- [AIM OF THE EXERCISE]:
Each entry must be given again exactly; images do not belong in the copy.

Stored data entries

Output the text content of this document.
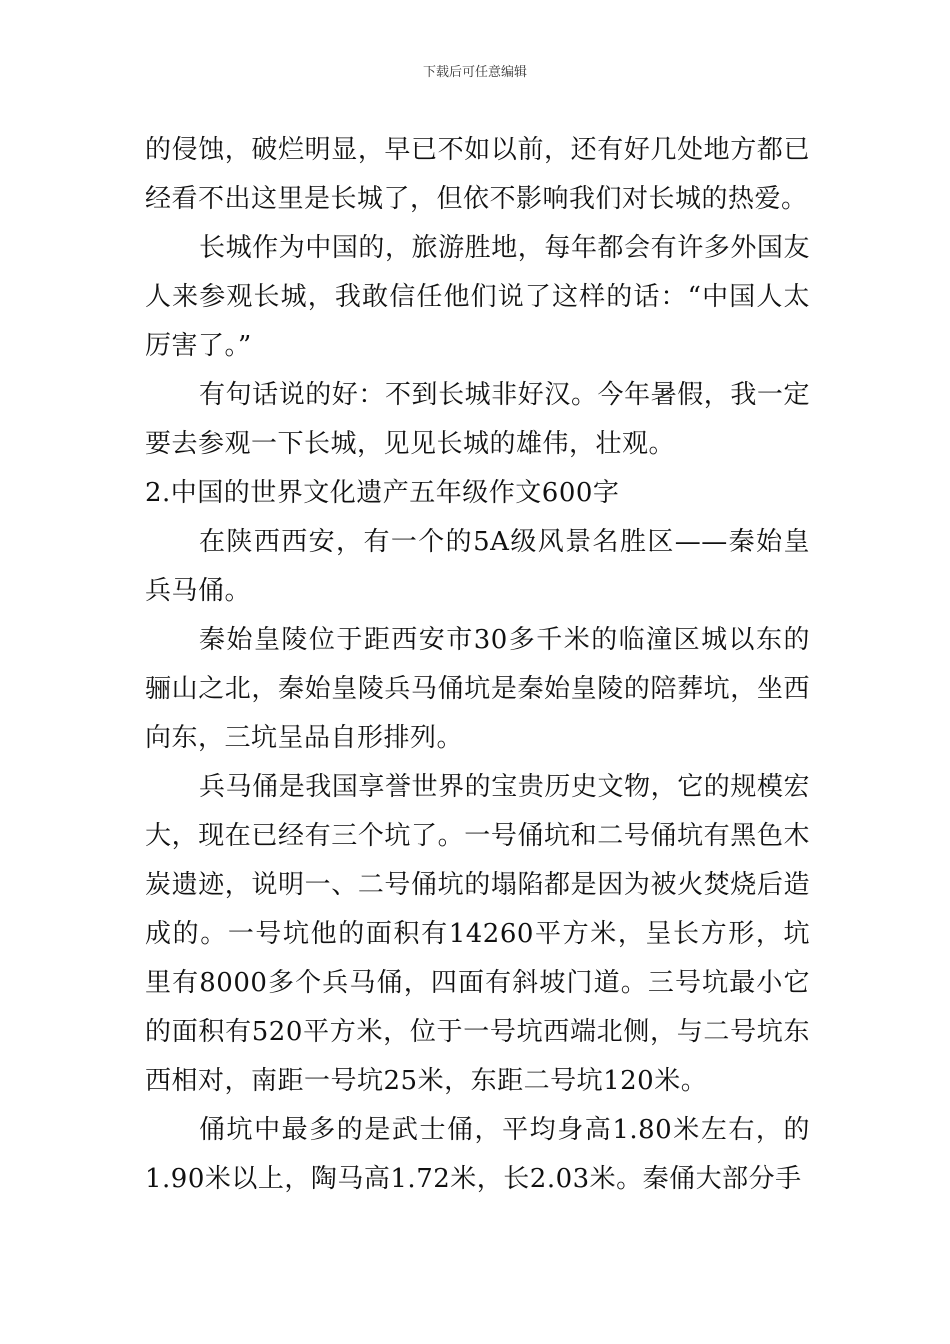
下载后可任意编辑

的侵蚀，破烂明显，早已不如以前，还有好几处地方都已经看不出这里是长城了，但依不影响我们对长城的热爱。

长城作为中国的，旅游胜地，每年都会有许多外国友人来参观长城，我敢信任他们说了这样的话：“中国人太厉害了。”

有句话说的好：不到长城非好汉。今年暑假，我一定要去参观一下长城，见见长城的雄伟，壮观。

2.中国的世界文化遗产五年级作文600字

在陕西西安，有一个的5A级风景名胜区——秦始皇兵马俑。

秦始皇陵位于距西安市30多千米的临潼区城以东的骊山之北，秦始皇陵兵马俑坑是秦始皇陵的陪葬坑，坐西向东，三坑呈品自形排列。

兵马俑是我国享誉世界的宝贵历史文物，它的规模宏大，现在已经有三个坑了。一号俑坑和二号俑坑有黑色木炭遗迹，说明一、二号俑坑的塌陷都是因为被火焚烧后造成的。一号坑他的面积有14260平方米，呈长方形，坑里有8000多个兵马俑，四面有斜坡门道。三号坑最小它的面积有520平方米，位于一号坑西端北侧，与二号坑东西相对，南距一号坑25米，东距二号坑120米。

俑坑中最多的是武士俑，平均身高1.80米左右，的1.90米以上，陶马高1.72米，长2.03米。秦俑大部分手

- [ANSWER TO THE EXERCISE]:
Output the text content of this document.
下载后可任意编辑

的侵蚀，破烂明显，早已不如以前，还有好几处地方都已经看不出这里是长城了，但依不影响我们对长城的热爱。

长城作为中国的，旅游胜地，每年都会有许多外国友人来参观长城，我敢信任他们说了这样的话：“中国人太厉害了。”

有句话说的好：不到长城非好汉。今年暑假，我一定要去参观一下长城，见见长城的雄伟，壮观。

2.中国的世界文化遗产五年级作文600字

在陕西西安，有一个的5A级风景名胜区——秦始皇兵马俑。

秦始皇陵位于距西安市30多千米的临潼区城以东的骊山之北，秦始皇陵兵马俑坑是秦始皇陵的陪葬坑，坐西向东，三坑呈品自形排列。

兵马俑是我国享誉世界的宝贵历史文物，它的规模宏大，现在已经有三个坑了。一号俑坑和二号俑坑有黑色木炭遗迹，说明一、二号俑坑的塌陷都是因为被火焚烧后造成的。一号坑他的面积有14260平方米，呈长方形，坑里有8000多个兵马俑，四面有斜坡门道。三号坑最小它的面积有520平方米，位于一号坑西端北侧，与二号坑东西相对，南距一号坑25米，东距二号坑120米。

俑坑中最多的是武士俑，平均身高1.80米左右，的1.90米以上，陶马高1.72米，长2.03米。秦俑大部分手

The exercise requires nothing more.